-- What the task requires --
The entries need to be copied exactly.

-- Data provided --
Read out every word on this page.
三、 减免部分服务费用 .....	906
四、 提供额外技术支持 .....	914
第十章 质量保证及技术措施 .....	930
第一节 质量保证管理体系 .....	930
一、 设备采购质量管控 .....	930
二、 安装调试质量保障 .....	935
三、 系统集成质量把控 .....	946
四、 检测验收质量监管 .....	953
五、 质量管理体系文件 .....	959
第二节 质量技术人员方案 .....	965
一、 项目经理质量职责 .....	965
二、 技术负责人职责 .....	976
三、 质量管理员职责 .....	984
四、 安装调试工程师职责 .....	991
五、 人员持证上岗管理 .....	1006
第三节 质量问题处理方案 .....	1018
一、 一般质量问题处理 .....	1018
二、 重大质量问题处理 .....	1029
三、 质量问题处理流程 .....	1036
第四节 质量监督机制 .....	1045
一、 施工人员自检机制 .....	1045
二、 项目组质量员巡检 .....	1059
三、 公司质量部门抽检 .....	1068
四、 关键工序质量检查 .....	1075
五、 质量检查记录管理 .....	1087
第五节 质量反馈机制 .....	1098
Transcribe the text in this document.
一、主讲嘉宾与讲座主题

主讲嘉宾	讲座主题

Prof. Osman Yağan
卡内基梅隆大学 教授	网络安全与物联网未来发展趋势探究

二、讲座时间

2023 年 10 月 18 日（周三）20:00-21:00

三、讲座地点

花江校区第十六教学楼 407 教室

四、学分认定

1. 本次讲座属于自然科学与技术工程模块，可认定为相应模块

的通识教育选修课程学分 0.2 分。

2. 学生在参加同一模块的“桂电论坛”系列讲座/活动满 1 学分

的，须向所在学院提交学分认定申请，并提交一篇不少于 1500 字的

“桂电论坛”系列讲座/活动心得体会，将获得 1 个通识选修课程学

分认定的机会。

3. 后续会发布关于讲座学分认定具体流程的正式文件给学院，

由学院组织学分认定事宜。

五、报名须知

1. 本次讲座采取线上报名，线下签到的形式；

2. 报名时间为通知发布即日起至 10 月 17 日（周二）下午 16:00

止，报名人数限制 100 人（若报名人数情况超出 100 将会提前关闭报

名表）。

-- Answer to the problem --
Read out every word on this page.
三、 减免部分服务费用 .....	906
四、 提供额外技术支持 .....	914
第十章 质量保证及技术措施 .....	930
第一节 质量保证管理体系 .....	930
一、 设备采购质量管控 .....	930
二、 安装调试质量保障 .....	935
三、 系统集成质量把控 .....	946
四、 检测验收质量监管 .....	953
五、 质量管理体系文件 .....	959
第二节 质量技术人员方案 .....	965
一、 项目经理质量职责 .....	965
二、 技术负责人职责 .....	976
三、 质量管理员职责 .....	984
四、 安装调试工程师职责 .....	991
五、 人员持证上岗管理 .....	1006
第三节 质量问题处理方案 .....	1018
一、 一般质量问题处理 .....	1018
二、 重大质量问题处理 .....	1029
三、 质量问题处理流程 .....	1036
第四节 质量监督机制 .....	1045
一、 施工人员自检机制 .....	1045
二、 项目组质量员巡检 .....	1059
三、 公司质量部门抽检 .....	1068
四、 关键工序质量检查 .....	1075
五、 质量检查记录管理 .....	1087
第五节 质量反馈机制 .....	1098
Transcribe the text in this document.
一、主讲嘉宾与讲座主题

主讲嘉宾	讲座主题

Prof. Osman Yağan
卡内基梅隆大学 教授	网络安全与物联网未来发展趋势探究

二、讲座时间

2023 年 10 月 18 日（周三）20:00-21:00

三、讲座地点

花江校区第十六教学楼 407 教室

四、学分认定

1. 本次讲座属于自然科学与技术工程模块，可认定为相应模块

的通识教育选修课程学分 0.2 分。

2. 学生在参加同一模块的“桂电论坛”系列讲座/活动满 1 学分

的，须向所在学院提交学分认定申请，并提交一篇不少于 1500 字的

“桂电论坛”系列讲座/活动心得体会，将获得 1 个通识选修课程学

分认定的机会。

3. 后续会发布关于讲座学分认定具体流程的正式文件给学院，

由学院组织学分认定事宜。

五、报名须知

1. 本次讲座采取线上报名，线下签到的形式；

2. 报名时间为通知发布即日起至 10 月 17 日（周二）下午 16:00

止，报名人数限制 100 人（若报名人数情况超出 100 将会提前关闭报

名表）。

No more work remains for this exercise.